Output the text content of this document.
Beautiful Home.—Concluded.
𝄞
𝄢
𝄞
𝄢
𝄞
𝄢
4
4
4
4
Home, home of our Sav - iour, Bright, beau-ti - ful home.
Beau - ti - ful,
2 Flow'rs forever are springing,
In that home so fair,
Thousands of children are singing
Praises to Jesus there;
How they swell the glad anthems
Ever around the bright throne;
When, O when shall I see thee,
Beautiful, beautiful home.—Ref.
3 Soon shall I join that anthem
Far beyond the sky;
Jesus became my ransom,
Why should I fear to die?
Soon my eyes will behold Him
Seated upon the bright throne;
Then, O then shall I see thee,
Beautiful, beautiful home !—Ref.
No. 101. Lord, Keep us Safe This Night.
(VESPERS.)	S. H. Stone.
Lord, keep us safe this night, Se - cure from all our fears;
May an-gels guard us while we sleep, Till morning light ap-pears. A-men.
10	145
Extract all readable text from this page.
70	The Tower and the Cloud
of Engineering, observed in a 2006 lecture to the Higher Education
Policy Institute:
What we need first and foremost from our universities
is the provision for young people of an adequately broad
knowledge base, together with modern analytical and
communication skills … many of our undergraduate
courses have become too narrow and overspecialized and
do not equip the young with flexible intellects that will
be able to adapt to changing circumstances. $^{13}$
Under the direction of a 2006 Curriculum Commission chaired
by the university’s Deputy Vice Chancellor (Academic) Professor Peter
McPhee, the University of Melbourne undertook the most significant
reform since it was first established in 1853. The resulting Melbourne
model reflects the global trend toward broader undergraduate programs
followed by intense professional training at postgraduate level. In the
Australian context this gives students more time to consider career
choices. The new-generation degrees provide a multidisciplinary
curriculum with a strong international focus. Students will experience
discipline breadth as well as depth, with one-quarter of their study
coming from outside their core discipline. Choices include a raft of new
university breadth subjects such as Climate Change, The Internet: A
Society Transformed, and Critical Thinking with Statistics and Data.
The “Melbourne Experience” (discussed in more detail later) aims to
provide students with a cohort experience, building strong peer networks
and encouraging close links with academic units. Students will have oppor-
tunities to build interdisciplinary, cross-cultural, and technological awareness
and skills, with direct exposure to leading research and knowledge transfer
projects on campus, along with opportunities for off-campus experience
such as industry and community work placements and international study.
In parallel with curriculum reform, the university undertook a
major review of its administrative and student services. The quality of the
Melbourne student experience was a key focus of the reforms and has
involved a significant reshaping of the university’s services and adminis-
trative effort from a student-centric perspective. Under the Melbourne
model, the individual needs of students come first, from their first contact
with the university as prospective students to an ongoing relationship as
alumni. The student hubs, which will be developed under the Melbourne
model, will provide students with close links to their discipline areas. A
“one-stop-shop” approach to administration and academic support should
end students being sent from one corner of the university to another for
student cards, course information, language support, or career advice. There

Stated goal -> Output the full listing without altering anything.

Correct output ->
Output the text content of this document.
Beautiful Home.—Concluded.
𝄞
𝄢
𝄞
𝄢
𝄞
𝄢
4
4
4
4
Home, home of our Sav - iour, Bright, beau-ti - ful home.
Beau - ti - ful,
2 Flow'rs forever are springing,
In that home so fair,
Thousands of children are singing
Praises to Jesus there;
How they swell the glad anthems
Ever around the bright throne;
When, O when shall I see thee,
Beautiful, beautiful home.—Ref.
3 Soon shall I join that anthem
Far beyond the sky;
Jesus became my ransom,
Why should I fear to die?
Soon my eyes will behold Him
Seated upon the bright throne;
Then, O then shall I see thee,
Beautiful, beautiful home !—Ref.
No. 101. Lord, Keep us Safe This Night.
(VESPERS.)	S. H. Stone.
Lord, keep us safe this night, Se - cure from all our fears;
May an-gels guard us while we sleep, Till morning light ap-pears. A-men.
10	145
Extract all readable text from this page.
70	The Tower and the Cloud
of Engineering, observed in a 2006 lecture to the Higher Education
Policy Institute:
What we need first and foremost from our universities
is the provision for young people of an adequately broad
knowledge base, together with modern analytical and
communication skills … many of our undergraduate
courses have become too narrow and overspecialized and
do not equip the young with flexible intellects that will
be able to adapt to changing circumstances. $^{13}$
Under the direction of a 2006 Curriculum Commission chaired
by the university’s Deputy Vice Chancellor (Academic) Professor Peter
McPhee, the University of Melbourne undertook the most significant
reform since it was first established in 1853. The resulting Melbourne
model reflects the global trend toward broader undergraduate programs
followed by intense professional training at postgraduate level. In the
Australian context this gives students more time to consider career
choices. The new-generation degrees provide a multidisciplinary
curriculum with a strong international focus. Students will experience
discipline breadth as well as depth, with one-quarter of their study
coming from outside their core discipline. Choices include a raft of new
university breadth subjects such as Climate Change, The Internet: A
Society Transformed, and Critical Thinking with Statistics and Data.
The “Melbourne Experience” (discussed in more detail later) aims to
provide students with a cohort experience, building strong peer networks
and encouraging close links with academic units. Students will have oppor-
tunities to build interdisciplinary, cross-cultural, and technological awareness
and skills, with direct exposure to leading research and knowledge transfer
projects on campus, along with opportunities for off-campus experience
such as industry and community work placements and international study.
In parallel with curriculum reform, the university undertook a
major review of its administrative and student services. The quality of the
Melbourne student experience was a key focus of the reforms and has
involved a significant reshaping of the university’s services and adminis-
trative effort from a student-centric perspective. Under the Melbourne
model, the individual needs of students come first, from their first contact
with the university as prospective students to an ongoing relationship as
alumni. The student hubs, which will be developed under the Melbourne
model, will provide students with close links to their discipline areas. A
“one-stop-shop” approach to administration and academic support should
end students being sent from one corner of the university to another for
student cards, course information, language support, or career advice. There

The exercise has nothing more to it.